# Task prompt
Find how many lines hold the word "undersigned". Give only the number.

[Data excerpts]
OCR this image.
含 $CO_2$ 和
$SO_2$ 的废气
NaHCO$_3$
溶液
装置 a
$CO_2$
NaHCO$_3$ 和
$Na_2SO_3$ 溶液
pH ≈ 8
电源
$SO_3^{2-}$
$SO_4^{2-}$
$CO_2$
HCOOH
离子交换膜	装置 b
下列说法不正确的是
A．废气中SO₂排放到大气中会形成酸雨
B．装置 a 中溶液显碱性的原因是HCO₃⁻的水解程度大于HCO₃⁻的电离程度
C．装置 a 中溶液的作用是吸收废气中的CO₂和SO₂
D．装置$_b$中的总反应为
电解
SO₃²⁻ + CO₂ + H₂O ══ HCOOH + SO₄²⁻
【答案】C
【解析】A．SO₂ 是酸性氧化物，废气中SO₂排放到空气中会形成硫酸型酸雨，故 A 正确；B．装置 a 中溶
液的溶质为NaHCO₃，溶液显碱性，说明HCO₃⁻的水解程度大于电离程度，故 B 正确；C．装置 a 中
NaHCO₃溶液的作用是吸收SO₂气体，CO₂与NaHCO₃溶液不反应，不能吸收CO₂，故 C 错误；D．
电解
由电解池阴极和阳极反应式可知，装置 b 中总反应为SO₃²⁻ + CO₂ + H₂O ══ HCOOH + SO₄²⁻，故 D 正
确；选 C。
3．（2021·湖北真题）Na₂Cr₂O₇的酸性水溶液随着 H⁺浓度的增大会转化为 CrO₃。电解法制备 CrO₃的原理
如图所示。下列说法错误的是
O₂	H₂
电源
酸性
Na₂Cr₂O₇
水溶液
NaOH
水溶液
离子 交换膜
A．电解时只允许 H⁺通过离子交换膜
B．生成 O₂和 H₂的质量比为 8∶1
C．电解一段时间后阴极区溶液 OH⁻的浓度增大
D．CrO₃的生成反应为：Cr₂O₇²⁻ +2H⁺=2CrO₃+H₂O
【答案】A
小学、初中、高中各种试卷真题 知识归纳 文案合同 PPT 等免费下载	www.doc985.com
==
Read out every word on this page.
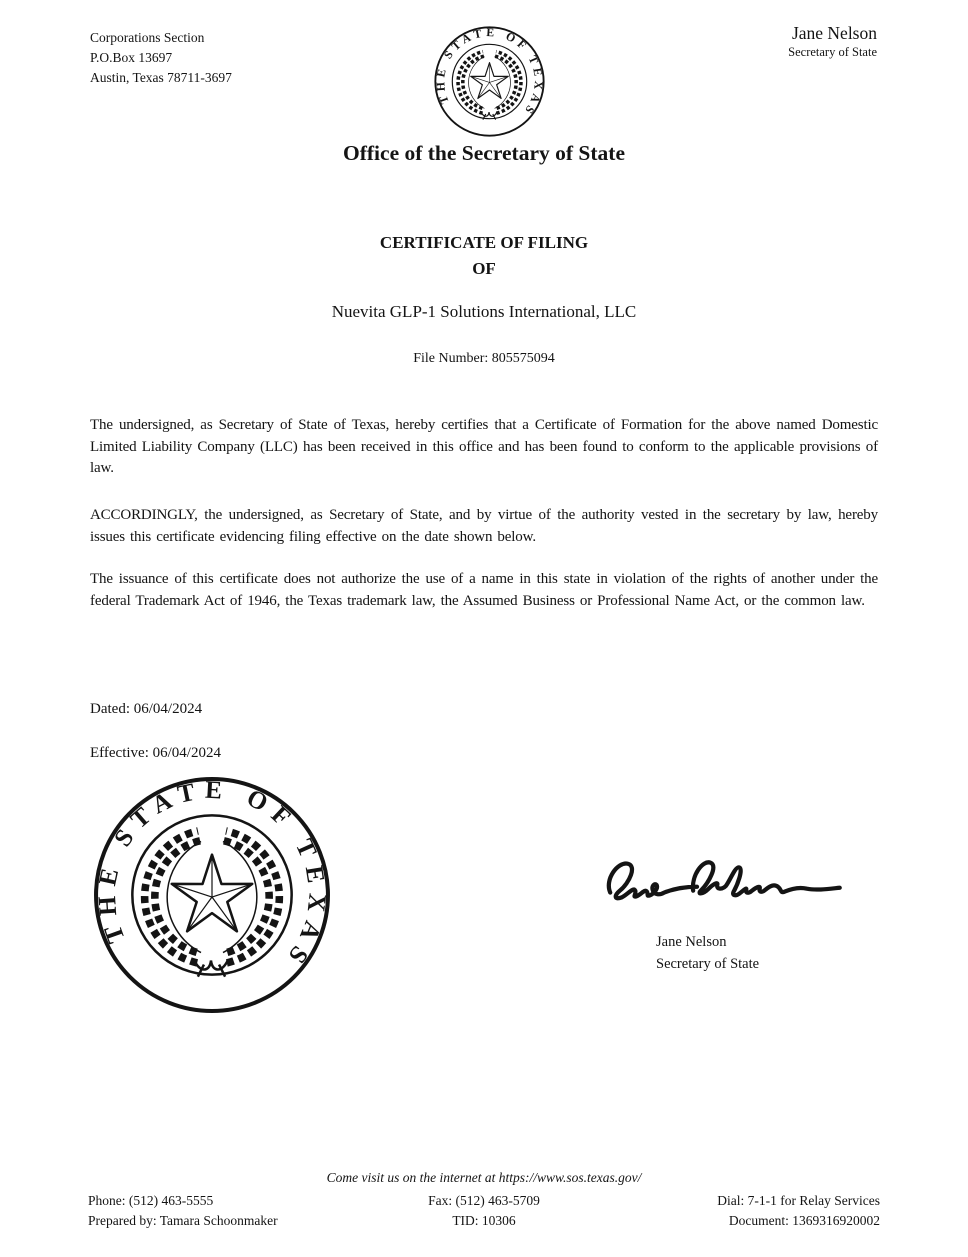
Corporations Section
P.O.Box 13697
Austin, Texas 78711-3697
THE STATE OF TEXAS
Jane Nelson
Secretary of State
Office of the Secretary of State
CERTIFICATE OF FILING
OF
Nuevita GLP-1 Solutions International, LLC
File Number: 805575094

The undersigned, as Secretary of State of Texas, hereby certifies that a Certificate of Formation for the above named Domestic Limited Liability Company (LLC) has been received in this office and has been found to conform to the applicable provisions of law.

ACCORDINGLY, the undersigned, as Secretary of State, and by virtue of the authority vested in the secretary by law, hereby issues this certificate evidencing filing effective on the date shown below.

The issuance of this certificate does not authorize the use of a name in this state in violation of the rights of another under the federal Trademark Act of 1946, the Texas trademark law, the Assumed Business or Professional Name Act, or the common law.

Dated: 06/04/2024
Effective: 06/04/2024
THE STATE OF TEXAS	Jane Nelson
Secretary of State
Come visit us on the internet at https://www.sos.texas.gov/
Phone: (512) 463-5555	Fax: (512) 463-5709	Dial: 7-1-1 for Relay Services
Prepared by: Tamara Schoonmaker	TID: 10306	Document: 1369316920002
---
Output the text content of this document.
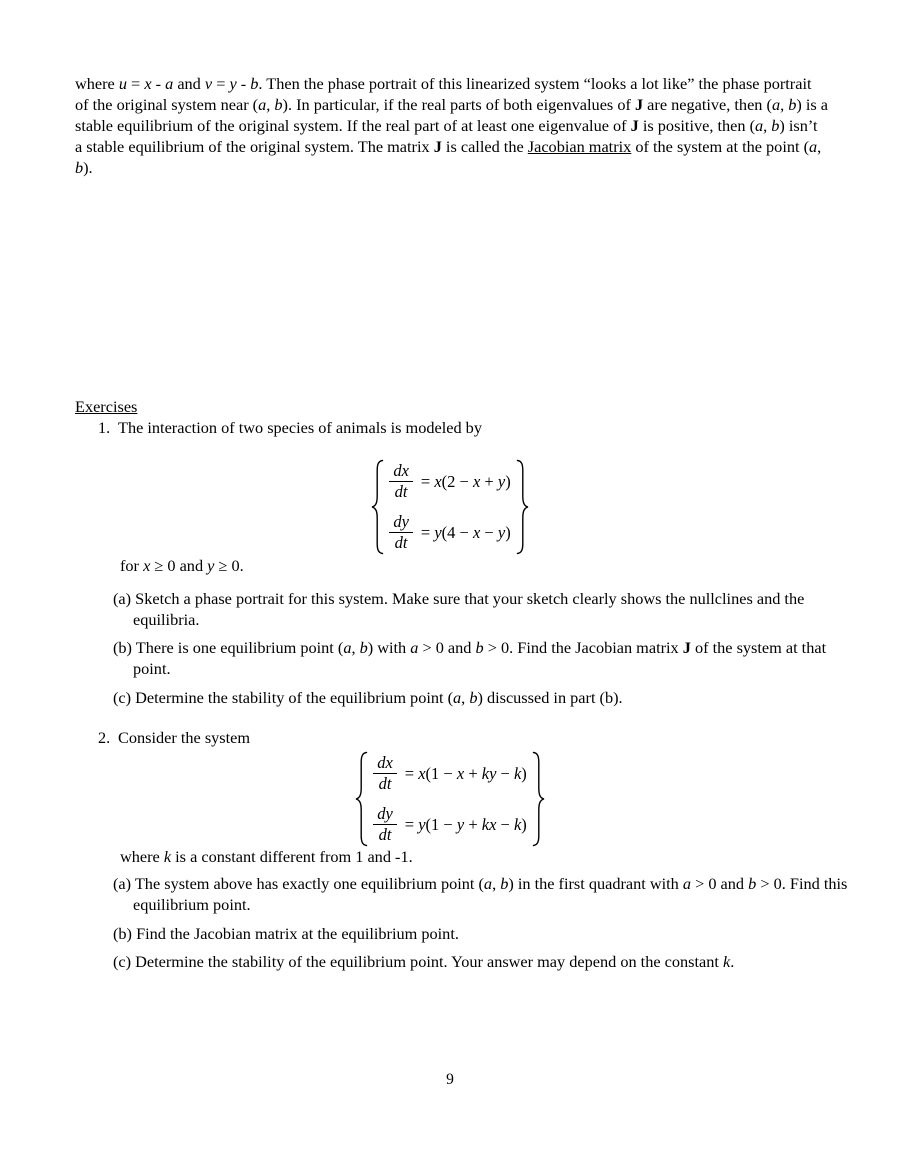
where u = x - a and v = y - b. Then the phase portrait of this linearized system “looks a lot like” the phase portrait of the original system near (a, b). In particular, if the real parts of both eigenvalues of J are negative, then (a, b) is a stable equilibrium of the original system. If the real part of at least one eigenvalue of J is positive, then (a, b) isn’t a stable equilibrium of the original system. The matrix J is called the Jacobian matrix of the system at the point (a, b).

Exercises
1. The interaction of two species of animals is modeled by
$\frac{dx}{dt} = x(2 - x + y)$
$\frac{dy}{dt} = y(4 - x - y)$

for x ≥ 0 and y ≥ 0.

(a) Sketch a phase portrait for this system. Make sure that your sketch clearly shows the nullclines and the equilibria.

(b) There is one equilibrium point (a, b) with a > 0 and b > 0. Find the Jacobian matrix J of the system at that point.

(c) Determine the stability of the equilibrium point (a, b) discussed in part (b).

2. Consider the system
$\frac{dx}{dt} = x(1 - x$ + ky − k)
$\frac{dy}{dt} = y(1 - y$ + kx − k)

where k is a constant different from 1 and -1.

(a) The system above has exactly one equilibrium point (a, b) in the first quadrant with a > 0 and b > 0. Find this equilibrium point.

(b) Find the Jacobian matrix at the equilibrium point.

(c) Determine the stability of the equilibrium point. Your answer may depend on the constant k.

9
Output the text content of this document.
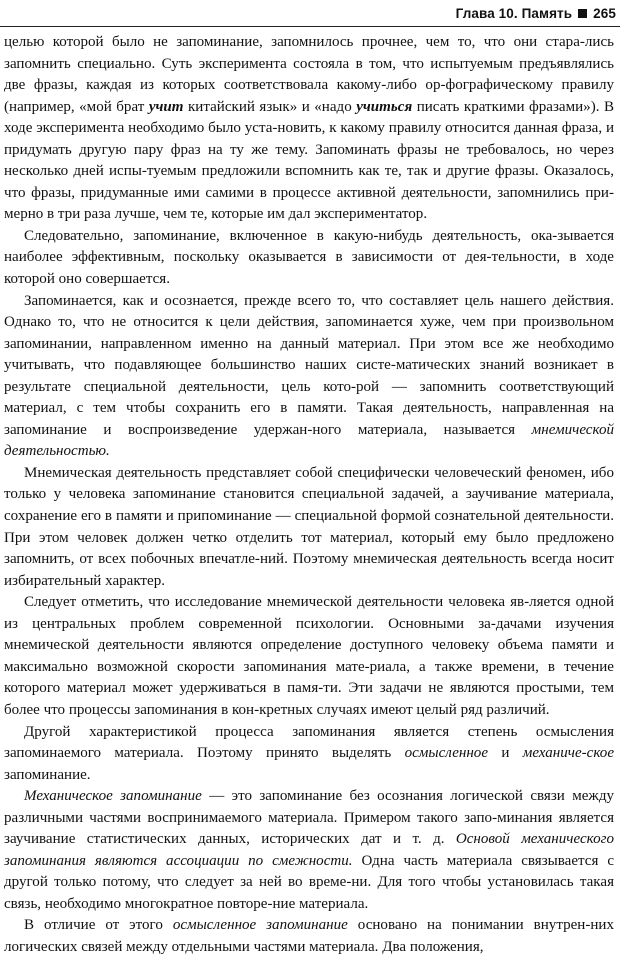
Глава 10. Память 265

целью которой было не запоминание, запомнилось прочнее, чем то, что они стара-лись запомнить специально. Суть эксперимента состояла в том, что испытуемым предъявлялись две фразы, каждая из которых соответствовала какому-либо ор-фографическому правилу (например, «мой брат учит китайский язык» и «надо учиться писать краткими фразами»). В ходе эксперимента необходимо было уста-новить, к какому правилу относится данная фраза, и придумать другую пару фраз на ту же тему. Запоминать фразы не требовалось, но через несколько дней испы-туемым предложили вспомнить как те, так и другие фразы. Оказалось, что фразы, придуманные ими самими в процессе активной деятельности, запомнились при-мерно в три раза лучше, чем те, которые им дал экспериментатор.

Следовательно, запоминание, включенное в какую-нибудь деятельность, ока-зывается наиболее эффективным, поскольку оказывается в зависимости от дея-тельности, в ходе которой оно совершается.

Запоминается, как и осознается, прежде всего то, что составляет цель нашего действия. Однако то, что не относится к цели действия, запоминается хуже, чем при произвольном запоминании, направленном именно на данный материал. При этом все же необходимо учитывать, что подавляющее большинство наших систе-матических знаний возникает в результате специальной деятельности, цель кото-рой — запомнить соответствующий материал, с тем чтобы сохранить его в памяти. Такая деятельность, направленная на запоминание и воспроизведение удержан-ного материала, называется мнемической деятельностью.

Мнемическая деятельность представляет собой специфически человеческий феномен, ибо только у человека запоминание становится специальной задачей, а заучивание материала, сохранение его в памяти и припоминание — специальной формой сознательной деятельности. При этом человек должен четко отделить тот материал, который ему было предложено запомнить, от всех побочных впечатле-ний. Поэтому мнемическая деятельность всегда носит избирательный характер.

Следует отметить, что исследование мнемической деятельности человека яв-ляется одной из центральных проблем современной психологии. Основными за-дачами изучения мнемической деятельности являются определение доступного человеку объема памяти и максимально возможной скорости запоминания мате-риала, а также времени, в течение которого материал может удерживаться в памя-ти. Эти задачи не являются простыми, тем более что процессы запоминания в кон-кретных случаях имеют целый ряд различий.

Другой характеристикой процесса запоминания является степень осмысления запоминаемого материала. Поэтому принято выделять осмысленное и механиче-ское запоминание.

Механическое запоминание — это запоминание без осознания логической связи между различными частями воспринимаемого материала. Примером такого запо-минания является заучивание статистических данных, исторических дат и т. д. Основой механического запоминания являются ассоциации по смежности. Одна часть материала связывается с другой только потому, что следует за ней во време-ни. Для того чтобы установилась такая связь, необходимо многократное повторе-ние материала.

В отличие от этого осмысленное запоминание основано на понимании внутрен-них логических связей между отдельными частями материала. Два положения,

# Exercise response
2